• _REQUIRED WORK_: In the entries below, find every line with "Actions" and copy it.

Source data:

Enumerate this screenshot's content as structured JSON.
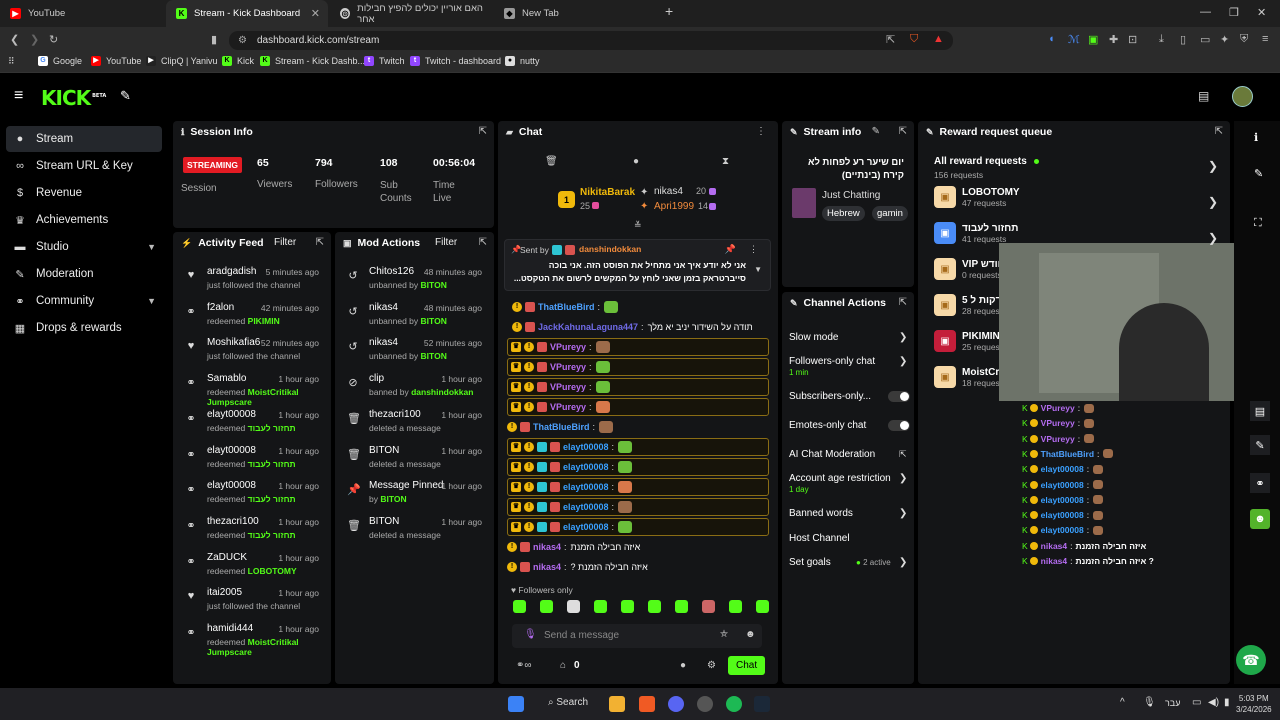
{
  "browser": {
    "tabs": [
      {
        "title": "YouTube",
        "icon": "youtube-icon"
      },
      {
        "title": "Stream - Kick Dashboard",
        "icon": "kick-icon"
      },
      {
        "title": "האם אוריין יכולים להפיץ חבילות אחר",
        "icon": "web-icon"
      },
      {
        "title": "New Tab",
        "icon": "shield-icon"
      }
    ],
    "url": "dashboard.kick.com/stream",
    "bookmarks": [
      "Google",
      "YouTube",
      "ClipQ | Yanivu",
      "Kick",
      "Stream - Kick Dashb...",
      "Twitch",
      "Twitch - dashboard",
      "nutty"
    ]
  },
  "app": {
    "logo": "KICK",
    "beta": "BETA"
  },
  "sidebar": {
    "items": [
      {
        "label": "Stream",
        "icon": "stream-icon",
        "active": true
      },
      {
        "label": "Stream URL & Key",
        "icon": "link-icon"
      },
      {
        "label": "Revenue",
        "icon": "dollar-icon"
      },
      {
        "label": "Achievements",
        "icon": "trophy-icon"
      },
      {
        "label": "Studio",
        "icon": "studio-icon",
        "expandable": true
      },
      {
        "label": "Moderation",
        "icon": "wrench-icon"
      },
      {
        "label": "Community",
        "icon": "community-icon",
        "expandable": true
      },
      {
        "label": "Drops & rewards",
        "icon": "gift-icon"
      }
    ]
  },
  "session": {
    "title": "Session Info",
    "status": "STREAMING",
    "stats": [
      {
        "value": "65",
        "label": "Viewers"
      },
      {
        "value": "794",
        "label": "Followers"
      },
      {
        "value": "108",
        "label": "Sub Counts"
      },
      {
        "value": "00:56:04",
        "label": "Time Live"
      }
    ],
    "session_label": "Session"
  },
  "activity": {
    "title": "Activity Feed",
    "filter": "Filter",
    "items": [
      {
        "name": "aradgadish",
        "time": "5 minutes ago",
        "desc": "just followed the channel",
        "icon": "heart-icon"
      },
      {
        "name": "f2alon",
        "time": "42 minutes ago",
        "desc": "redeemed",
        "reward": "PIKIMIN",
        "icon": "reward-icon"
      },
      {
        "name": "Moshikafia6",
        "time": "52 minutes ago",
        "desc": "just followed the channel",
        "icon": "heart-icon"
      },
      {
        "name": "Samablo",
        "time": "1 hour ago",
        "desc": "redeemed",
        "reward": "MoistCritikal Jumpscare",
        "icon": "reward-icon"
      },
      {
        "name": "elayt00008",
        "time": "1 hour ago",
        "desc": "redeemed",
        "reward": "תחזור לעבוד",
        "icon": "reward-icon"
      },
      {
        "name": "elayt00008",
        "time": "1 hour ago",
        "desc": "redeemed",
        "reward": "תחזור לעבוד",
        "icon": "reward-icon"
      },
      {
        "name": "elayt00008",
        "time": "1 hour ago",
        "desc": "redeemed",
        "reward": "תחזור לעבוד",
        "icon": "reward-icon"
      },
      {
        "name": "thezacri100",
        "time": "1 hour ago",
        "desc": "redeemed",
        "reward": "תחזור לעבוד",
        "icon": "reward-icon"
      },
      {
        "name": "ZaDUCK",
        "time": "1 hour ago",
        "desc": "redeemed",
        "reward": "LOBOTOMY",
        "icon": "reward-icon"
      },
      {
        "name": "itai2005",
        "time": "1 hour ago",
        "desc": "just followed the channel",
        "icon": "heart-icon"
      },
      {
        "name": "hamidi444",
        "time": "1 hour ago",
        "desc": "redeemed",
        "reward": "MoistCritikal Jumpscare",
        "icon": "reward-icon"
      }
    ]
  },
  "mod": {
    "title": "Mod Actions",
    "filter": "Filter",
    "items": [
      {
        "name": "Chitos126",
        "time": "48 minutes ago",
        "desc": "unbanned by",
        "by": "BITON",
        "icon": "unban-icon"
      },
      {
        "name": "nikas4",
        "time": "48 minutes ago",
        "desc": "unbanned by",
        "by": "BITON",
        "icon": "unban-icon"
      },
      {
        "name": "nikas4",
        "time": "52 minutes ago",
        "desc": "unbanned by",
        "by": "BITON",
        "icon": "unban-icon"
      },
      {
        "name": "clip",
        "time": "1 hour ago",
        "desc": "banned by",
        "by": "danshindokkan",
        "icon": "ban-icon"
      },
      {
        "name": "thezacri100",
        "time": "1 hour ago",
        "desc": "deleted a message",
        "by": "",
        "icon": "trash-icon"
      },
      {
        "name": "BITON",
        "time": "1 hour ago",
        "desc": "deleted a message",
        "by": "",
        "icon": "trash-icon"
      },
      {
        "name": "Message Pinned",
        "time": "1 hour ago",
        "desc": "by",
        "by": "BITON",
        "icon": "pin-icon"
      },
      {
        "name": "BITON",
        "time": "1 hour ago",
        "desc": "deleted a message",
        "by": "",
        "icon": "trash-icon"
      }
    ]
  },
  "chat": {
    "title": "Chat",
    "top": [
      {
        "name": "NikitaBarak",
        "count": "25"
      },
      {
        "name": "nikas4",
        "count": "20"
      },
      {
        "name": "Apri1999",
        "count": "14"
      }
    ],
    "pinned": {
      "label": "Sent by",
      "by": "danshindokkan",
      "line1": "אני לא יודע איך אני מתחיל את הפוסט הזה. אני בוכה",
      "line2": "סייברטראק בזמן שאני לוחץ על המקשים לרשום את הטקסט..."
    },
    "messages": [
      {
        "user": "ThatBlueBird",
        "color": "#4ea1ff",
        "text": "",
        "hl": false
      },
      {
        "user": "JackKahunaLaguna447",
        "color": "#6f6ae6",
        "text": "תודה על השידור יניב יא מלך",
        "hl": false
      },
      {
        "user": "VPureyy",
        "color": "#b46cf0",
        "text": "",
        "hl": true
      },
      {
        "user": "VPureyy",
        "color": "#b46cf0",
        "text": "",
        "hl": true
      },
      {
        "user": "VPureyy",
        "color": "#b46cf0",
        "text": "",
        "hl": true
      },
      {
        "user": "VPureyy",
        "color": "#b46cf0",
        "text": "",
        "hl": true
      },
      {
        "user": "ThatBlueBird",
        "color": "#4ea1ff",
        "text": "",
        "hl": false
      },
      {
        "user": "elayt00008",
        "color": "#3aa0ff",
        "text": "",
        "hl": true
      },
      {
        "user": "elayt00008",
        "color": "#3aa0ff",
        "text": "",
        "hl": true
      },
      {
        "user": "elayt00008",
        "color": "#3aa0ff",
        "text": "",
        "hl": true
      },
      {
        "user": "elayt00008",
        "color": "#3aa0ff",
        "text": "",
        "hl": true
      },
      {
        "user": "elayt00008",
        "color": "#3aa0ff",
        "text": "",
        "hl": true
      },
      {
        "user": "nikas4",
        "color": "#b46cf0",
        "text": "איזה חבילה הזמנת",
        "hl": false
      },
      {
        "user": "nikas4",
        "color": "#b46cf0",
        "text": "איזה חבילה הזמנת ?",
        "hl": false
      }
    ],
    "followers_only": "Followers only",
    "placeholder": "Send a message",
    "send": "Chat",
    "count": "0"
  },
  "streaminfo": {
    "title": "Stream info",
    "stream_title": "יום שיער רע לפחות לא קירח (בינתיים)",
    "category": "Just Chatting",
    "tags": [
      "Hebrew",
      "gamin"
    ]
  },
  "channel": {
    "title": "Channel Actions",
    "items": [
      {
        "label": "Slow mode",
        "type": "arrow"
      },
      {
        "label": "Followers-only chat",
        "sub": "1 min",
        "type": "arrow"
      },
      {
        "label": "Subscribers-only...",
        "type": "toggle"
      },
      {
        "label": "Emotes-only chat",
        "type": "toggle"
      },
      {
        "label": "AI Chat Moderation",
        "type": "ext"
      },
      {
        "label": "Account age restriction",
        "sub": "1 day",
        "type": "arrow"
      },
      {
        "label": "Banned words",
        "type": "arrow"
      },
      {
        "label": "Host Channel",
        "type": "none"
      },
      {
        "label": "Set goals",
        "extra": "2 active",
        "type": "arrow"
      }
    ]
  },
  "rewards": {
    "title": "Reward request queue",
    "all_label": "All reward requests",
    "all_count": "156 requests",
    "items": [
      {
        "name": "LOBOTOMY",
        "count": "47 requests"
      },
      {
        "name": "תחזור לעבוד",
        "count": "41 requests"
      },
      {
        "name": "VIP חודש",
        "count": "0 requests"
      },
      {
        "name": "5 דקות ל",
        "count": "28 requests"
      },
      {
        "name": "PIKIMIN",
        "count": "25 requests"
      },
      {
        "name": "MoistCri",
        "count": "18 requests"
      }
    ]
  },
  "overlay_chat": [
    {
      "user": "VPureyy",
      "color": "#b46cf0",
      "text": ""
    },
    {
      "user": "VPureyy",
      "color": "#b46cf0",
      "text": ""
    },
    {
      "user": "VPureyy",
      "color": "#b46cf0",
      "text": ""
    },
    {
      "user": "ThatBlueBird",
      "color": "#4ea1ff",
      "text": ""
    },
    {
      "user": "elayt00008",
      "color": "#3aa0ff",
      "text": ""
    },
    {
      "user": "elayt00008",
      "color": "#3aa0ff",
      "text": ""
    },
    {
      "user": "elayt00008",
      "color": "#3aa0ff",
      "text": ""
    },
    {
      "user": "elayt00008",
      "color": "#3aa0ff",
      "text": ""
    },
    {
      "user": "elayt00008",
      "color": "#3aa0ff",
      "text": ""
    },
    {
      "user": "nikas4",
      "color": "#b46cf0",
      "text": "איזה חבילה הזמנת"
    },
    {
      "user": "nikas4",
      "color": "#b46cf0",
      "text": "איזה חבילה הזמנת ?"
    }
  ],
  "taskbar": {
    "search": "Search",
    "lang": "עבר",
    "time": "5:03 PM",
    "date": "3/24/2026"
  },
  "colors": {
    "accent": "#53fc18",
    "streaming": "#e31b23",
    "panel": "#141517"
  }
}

...

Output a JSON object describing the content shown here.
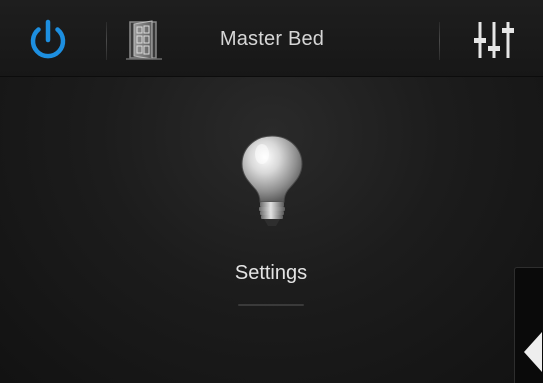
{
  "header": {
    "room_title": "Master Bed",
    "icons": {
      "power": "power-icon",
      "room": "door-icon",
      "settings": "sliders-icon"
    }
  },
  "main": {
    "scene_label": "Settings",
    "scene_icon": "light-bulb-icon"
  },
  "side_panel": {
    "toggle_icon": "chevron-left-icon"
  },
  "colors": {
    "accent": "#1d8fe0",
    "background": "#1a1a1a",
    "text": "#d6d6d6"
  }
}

• _THE COMPLETED TASK_:
    "title": "Mod Actions",
    "title": "Channel Actions",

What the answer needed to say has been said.